- _Your task_
Locate the lines of the listing below that hold "with", then copy each of them.
** begin **
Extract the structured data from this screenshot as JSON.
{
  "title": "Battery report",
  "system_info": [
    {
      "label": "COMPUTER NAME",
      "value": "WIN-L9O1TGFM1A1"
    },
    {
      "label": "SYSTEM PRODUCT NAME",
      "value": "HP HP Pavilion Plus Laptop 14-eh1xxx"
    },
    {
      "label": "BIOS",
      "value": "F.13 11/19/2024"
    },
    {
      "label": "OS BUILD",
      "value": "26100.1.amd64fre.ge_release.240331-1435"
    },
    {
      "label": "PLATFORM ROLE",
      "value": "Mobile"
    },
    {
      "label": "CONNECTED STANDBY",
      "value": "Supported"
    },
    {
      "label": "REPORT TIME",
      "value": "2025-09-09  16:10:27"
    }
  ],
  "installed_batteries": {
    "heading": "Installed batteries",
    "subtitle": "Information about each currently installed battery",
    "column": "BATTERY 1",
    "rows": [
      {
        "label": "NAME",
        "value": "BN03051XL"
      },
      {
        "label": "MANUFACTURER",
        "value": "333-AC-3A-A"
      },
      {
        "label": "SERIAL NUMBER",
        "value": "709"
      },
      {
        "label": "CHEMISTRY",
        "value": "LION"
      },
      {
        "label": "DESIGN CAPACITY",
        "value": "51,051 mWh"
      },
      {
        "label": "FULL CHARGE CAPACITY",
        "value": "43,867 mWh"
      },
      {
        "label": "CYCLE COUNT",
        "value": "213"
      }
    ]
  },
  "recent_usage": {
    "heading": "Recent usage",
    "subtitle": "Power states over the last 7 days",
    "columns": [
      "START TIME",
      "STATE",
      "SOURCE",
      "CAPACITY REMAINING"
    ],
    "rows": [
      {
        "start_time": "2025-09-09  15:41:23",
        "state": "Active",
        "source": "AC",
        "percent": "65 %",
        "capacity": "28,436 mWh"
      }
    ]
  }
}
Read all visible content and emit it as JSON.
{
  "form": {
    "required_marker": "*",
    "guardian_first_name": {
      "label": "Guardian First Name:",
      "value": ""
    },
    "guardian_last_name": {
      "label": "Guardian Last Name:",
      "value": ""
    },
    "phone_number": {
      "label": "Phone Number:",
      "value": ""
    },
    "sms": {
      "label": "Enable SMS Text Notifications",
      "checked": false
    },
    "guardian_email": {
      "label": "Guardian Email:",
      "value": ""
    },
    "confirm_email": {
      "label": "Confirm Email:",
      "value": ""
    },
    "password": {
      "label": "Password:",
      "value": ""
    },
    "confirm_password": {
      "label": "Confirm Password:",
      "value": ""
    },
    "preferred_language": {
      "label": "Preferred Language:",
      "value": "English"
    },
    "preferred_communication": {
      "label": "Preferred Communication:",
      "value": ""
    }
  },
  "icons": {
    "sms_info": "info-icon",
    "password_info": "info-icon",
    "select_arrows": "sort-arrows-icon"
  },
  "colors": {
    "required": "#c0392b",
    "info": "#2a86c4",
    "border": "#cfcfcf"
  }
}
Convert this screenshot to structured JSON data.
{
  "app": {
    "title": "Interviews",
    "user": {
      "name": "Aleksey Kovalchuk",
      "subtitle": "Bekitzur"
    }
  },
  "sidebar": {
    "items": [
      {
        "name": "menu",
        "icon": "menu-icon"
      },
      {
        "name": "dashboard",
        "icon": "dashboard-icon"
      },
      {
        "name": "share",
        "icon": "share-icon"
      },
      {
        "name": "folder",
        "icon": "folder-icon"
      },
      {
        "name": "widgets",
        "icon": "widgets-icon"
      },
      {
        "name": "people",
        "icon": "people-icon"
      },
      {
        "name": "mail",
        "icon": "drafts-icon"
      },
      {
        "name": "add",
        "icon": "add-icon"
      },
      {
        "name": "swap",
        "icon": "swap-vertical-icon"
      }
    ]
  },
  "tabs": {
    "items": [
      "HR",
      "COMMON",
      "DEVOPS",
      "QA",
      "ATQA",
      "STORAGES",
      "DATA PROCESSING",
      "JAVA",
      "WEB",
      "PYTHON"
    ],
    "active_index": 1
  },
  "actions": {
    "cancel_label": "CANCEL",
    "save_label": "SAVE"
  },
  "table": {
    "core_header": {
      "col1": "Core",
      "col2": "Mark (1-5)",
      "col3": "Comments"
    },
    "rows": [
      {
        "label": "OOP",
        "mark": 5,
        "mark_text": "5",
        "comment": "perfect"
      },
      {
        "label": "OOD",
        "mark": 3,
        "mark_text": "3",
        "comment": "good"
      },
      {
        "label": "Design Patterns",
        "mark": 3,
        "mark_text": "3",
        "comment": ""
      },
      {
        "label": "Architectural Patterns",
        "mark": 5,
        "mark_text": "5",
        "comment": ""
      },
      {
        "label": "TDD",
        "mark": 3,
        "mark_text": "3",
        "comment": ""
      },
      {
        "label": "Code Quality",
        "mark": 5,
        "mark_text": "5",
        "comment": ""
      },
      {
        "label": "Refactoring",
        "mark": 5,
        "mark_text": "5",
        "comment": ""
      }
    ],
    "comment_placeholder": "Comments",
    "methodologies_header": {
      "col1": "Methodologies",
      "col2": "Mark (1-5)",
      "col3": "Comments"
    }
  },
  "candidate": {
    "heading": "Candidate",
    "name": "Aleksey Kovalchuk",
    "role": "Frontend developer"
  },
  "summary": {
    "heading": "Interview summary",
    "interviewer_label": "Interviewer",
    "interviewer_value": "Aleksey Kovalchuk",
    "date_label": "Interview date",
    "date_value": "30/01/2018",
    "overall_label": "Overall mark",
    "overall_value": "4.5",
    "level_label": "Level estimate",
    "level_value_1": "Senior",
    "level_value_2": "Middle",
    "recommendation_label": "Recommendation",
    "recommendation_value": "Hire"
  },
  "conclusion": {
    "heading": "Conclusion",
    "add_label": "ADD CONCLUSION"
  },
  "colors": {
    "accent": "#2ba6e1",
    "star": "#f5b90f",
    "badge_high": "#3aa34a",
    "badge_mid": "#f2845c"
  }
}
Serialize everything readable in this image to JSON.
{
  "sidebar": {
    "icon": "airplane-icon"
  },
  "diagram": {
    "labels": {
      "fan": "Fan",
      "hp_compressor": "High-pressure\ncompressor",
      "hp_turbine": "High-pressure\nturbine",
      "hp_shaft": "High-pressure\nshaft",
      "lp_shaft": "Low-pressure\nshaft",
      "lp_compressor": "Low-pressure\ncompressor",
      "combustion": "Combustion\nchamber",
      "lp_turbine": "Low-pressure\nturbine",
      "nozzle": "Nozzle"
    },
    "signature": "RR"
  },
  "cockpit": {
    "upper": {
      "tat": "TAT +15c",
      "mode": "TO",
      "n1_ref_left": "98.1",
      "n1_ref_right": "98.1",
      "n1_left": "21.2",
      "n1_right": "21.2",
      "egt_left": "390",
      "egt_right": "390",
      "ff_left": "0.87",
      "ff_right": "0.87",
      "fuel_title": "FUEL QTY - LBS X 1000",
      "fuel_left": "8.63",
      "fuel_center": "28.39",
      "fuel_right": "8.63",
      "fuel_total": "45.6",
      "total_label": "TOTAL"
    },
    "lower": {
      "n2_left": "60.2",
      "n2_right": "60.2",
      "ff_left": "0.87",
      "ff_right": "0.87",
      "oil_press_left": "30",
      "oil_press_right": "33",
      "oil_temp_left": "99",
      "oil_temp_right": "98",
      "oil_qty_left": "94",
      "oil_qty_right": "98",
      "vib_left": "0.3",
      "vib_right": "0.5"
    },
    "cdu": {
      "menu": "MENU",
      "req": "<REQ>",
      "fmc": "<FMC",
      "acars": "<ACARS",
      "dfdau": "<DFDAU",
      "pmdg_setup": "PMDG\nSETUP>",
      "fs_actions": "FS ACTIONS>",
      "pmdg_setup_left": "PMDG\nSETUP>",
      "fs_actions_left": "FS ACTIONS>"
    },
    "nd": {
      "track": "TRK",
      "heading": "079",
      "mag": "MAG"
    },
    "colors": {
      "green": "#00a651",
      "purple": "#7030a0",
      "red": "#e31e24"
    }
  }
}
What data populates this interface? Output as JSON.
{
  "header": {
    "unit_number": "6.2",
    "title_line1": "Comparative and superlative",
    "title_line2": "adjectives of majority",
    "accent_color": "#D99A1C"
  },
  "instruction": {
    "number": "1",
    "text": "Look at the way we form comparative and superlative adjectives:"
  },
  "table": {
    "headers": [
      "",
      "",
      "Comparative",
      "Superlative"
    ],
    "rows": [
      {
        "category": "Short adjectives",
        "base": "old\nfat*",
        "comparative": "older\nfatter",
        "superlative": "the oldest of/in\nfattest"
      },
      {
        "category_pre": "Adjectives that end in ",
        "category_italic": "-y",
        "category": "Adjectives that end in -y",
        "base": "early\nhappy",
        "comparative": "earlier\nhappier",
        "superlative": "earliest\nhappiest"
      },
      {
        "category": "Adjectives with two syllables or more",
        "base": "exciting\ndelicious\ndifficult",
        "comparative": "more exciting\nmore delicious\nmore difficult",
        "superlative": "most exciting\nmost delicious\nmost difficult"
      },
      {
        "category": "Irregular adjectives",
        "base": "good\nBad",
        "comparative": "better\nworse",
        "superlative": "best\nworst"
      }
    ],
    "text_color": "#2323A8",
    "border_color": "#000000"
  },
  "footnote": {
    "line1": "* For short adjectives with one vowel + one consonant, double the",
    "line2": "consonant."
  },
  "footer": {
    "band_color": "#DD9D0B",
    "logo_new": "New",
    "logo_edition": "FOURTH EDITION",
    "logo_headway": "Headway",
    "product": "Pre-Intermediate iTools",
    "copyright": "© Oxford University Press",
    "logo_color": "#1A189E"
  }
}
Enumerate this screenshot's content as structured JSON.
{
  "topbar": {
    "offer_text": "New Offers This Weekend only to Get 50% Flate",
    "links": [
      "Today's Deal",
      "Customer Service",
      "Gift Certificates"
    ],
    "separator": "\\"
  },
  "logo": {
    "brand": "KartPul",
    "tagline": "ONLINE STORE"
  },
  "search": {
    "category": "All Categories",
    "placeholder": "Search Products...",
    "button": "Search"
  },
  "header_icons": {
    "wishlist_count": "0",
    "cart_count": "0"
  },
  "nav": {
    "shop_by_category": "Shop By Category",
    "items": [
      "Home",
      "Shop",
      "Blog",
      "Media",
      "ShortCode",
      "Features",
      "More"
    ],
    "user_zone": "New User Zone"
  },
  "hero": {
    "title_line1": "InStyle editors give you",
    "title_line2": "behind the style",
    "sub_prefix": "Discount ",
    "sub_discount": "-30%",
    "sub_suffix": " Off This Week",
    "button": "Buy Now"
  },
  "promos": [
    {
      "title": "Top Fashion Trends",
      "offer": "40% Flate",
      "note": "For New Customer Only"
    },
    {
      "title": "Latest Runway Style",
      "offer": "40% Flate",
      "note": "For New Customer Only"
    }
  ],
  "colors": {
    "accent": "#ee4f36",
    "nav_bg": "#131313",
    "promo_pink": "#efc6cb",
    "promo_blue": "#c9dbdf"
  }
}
** end **
- _Solution below_
        "category": "Adjectives with two syllables or more",
    "line1": "* For short adjectives with one vowel + one consonant, double the",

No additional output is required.